Transcribe all of the records word for word, but omit the pictures.

> _Records about charts and figures_
════════

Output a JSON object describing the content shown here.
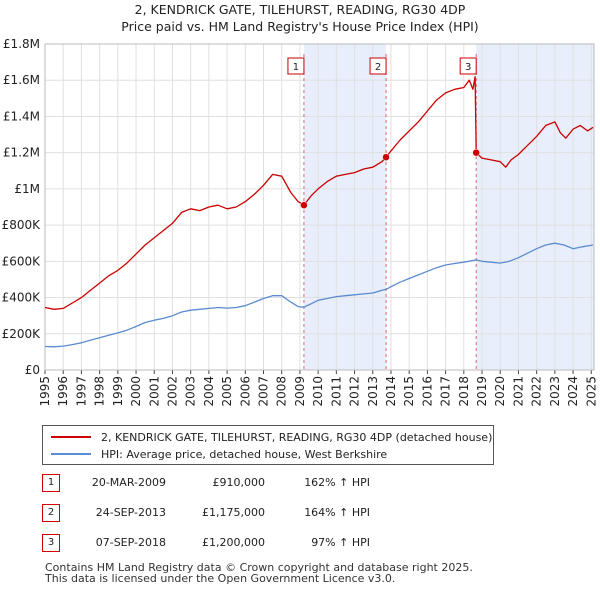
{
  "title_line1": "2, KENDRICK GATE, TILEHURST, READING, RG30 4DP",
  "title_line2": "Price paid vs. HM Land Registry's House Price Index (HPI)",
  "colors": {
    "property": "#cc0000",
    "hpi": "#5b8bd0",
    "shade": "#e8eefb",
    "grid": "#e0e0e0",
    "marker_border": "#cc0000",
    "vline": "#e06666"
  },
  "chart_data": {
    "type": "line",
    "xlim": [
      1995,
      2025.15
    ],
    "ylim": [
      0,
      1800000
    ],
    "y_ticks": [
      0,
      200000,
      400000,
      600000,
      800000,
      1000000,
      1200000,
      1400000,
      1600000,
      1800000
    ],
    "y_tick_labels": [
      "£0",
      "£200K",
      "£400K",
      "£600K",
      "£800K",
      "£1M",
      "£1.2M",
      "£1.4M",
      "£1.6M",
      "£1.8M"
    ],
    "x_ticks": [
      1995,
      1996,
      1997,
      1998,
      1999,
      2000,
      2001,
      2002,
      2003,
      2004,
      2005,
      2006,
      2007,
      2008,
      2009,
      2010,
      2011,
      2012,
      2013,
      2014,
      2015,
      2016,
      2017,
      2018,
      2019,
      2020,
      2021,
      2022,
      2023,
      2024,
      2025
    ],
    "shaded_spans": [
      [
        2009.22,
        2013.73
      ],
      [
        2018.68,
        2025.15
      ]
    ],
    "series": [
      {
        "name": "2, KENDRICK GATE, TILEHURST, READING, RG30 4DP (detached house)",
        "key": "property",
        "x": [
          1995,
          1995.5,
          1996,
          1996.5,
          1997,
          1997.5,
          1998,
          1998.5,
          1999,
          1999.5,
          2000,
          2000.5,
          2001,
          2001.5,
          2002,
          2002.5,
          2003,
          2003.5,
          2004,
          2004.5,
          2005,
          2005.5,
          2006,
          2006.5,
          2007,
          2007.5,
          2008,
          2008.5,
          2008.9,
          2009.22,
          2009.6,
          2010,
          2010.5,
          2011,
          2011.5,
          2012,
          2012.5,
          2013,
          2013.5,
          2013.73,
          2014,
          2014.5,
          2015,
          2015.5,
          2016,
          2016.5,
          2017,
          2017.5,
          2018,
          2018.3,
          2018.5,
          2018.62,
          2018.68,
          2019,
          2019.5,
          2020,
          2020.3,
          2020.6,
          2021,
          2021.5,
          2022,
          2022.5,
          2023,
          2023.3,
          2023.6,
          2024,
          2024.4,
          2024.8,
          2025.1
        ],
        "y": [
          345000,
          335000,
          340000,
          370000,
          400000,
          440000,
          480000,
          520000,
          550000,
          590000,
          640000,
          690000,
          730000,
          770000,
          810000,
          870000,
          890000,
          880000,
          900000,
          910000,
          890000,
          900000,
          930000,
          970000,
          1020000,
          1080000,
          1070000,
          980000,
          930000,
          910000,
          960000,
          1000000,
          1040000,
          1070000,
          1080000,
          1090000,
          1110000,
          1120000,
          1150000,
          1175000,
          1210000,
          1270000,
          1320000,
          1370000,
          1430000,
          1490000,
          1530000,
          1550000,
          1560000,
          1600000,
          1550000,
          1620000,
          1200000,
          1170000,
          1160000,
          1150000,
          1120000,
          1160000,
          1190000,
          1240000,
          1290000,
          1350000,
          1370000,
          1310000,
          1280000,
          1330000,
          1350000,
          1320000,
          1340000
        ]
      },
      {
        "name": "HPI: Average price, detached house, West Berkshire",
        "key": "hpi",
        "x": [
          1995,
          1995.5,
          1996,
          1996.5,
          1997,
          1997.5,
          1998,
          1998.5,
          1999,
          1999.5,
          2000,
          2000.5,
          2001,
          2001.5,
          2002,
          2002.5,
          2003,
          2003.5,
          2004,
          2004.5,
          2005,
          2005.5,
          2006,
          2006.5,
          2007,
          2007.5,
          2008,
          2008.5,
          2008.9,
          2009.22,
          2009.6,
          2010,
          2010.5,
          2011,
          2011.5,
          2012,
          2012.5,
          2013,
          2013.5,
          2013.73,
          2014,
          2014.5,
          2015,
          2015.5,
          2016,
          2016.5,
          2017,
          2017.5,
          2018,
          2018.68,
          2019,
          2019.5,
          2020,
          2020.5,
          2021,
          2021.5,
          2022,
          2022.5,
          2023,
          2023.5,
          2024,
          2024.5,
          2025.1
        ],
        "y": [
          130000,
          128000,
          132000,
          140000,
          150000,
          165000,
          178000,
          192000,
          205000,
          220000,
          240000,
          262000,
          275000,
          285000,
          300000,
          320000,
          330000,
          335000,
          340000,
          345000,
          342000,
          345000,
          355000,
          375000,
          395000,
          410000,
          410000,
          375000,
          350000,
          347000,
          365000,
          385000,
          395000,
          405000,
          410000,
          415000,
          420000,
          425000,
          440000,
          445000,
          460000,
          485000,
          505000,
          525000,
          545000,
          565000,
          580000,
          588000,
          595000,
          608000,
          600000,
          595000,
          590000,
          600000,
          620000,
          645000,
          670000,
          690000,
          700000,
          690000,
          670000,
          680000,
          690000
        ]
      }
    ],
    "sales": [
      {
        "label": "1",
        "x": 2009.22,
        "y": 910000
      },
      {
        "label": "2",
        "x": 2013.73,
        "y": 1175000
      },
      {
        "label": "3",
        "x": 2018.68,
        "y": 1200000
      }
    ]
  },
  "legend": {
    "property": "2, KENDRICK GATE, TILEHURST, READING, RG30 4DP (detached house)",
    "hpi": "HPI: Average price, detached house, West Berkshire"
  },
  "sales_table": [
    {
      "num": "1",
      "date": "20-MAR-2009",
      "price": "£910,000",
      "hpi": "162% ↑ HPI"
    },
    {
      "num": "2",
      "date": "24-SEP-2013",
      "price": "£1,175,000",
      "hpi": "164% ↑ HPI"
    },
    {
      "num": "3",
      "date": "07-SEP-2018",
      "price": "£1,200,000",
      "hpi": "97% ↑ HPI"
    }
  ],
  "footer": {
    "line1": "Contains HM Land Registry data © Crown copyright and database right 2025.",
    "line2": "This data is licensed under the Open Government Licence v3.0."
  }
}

════════

> _WRITTEN SOLUTION_
Output a JSON object describing the content shown here.
{
  "title_line1": "2, KENDRICK GATE, TILEHURST, READING, RG30 4DP",
  "title_line2": "Price paid vs. HM Land Registry's House Price Index (HPI)",
  "colors": {
    "property": "#cc0000",
    "hpi": "#5b8bd0",
    "shade": "#e8eefb",
    "grid": "#e0e0e0",
    "marker_border": "#cc0000",
    "vline": "#e06666"
  },
  "chart_data": {
    "type": "line",
    "xlim": [
      1995,
      2025.15
    ],
    "ylim": [
      0,
      1800000
    ],
    "y_ticks": [
      0,
      200000,
      400000,
      600000,
      800000,
      1000000,
      1200000,
      1400000,
      1600000,
      1800000
    ],
    "y_tick_labels": [
      "£0",
      "£200K",
      "£400K",
      "£600K",
      "£800K",
      "£1M",
      "£1.2M",
      "£1.4M",
      "£1.6M",
      "£1.8M"
    ],
    "x_ticks": [
      1995,
      1996,
      1997,
      1998,
      1999,
      2000,
      2001,
      2002,
      2003,
      2004,
      2005,
      2006,
      2007,
      2008,
      2009,
      2010,
      2011,
      2012,
      2013,
      2014,
      2015,
      2016,
      2017,
      2018,
      2019,
      2020,
      2021,
      2022,
      2023,
      2024,
      2025
    ],
    "shaded_spans": [
      [
        2009.22,
        2013.73
      ],
      [
        2018.68,
        2025.15
      ]
    ],
    "series": [
      {
        "name": "2, KENDRICK GATE, TILEHURST, READING, RG30 4DP (detached house)",
        "key": "property",
        "x": [
          1995,
          1995.5,
          1996,
          1996.5,
          1997,
          1997.5,
          1998,
          1998.5,
          1999,
          1999.5,
          2000,
          2000.5,
          2001,
          2001.5,
          2002,
          2002.5,
          2003,
          2003.5,
          2004,
          2004.5,
          2005,
          2005.5,
          2006,
          2006.5,
          2007,
          2007.5,
          2008,
          2008.5,
          2008.9,
          2009.22,
          2009.6,
          2010,
          2010.5,
          2011,
          2011.5,
          2012,
          2012.5,
          2013,
          2013.5,
          2013.73,
          2014,
          2014.5,
          2015,
          2015.5,
          2016,
          2016.5,
          2017,
          2017.5,
          2018,
          2018.3,
          2018.5,
          2018.62,
          2018.68,
          2019,
          2019.5,
          2020,
          2020.3,
          2020.6,
          2021,
          2021.5,
          2022,
          2022.5,
          2023,
          2023.3,
          2023.6,
          2024,
          2024.4,
          2024.8,
          2025.1
        ],
        "y": [
          345000,
          335000,
          340000,
          370000,
          400000,
          440000,
          480000,
          520000,
          550000,
          590000,
          640000,
          690000,
          730000,
          770000,
          810000,
          870000,
          890000,
          880000,
          900000,
          910000,
          890000,
          900000,
          930000,
          970000,
          1020000,
          1080000,
          1070000,
          980000,
          930000,
          910000,
          960000,
          1000000,
          1040000,
          1070000,
          1080000,
          1090000,
          1110000,
          1120000,
          1150000,
          1175000,
          1210000,
          1270000,
          1320000,
          1370000,
          1430000,
          1490000,
          1530000,
          1550000,
          1560000,
          1600000,
          1550000,
          1620000,
          1200000,
          1170000,
          1160000,
          1150000,
          1120000,
          1160000,
          1190000,
          1240000,
          1290000,
          1350000,
          1370000,
          1310000,
          1280000,
          1330000,
          1350000,
          1320000,
          1340000
        ]
      },
      {
        "name": "HPI: Average price, detached house, West Berkshire",
        "key": "hpi",
        "x": [
          1995,
          1995.5,
          1996,
          1996.5,
          1997,
          1997.5,
          1998,
          1998.5,
          1999,
          1999.5,
          2000,
          2000.5,
          2001,
          2001.5,
          2002,
          2002.5,
          2003,
          2003.5,
          2004,
          2004.5,
          2005,
          2005.5,
          2006,
          2006.5,
          2007,
          2007.5,
          2008,
          2008.5,
          2008.9,
          2009.22,
          2009.6,
          2010,
          2010.5,
          2011,
          2011.5,
          2012,
          2012.5,
          2013,
          2013.5,
          2013.73,
          2014,
          2014.5,
          2015,
          2015.5,
          2016,
          2016.5,
          2017,
          2017.5,
          2018,
          2018.68,
          2019,
          2019.5,
          2020,
          2020.5,
          2021,
          2021.5,
          2022,
          2022.5,
          2023,
          2023.5,
          2024,
          2024.5,
          2025.1
        ],
        "y": [
          130000,
          128000,
          132000,
          140000,
          150000,
          165000,
          178000,
          192000,
          205000,
          220000,
          240000,
          262000,
          275000,
          285000,
          300000,
          320000,
          330000,
          335000,
          340000,
          345000,
          342000,
          345000,
          355000,
          375000,
          395000,
          410000,
          410000,
          375000,
          350000,
          347000,
          365000,
          385000,
          395000,
          405000,
          410000,
          415000,
          420000,
          425000,
          440000,
          445000,
          460000,
          485000,
          505000,
          525000,
          545000,
          565000,
          580000,
          588000,
          595000,
          608000,
          600000,
          595000,
          590000,
          600000,
          620000,
          645000,
          670000,
          690000,
          700000,
          690000,
          670000,
          680000,
          690000
        ]
      }
    ],
    "sales": [
      {
        "label": "1",
        "x": 2009.22,
        "y": 910000
      },
      {
        "label": "2",
        "x": 2013.73,
        "y": 1175000
      },
      {
        "label": "3",
        "x": 2018.68,
        "y": 1200000
      }
    ]
  },
  "legend": {
    "property": "2, KENDRICK GATE, TILEHURST, READING, RG30 4DP (detached house)",
    "hpi": "HPI: Average price, detached house, West Berkshire"
  },
  "sales_table": [
    {
      "num": "1",
      "date": "20-MAR-2009",
      "price": "£910,000",
      "hpi": "162% ↑ HPI"
    },
    {
      "num": "2",
      "date": "24-SEP-2013",
      "price": "£1,175,000",
      "hpi": "164% ↑ HPI"
    },
    {
      "num": "3",
      "date": "07-SEP-2018",
      "price": "£1,200,000",
      "hpi": "97% ↑ HPI"
    }
  ],
  "footer": {
    "line1": "Contains HM Land Registry data © Crown copyright and database right 2025.",
    "line2": "This data is licensed under the Open Government Licence v3.0."
  }
}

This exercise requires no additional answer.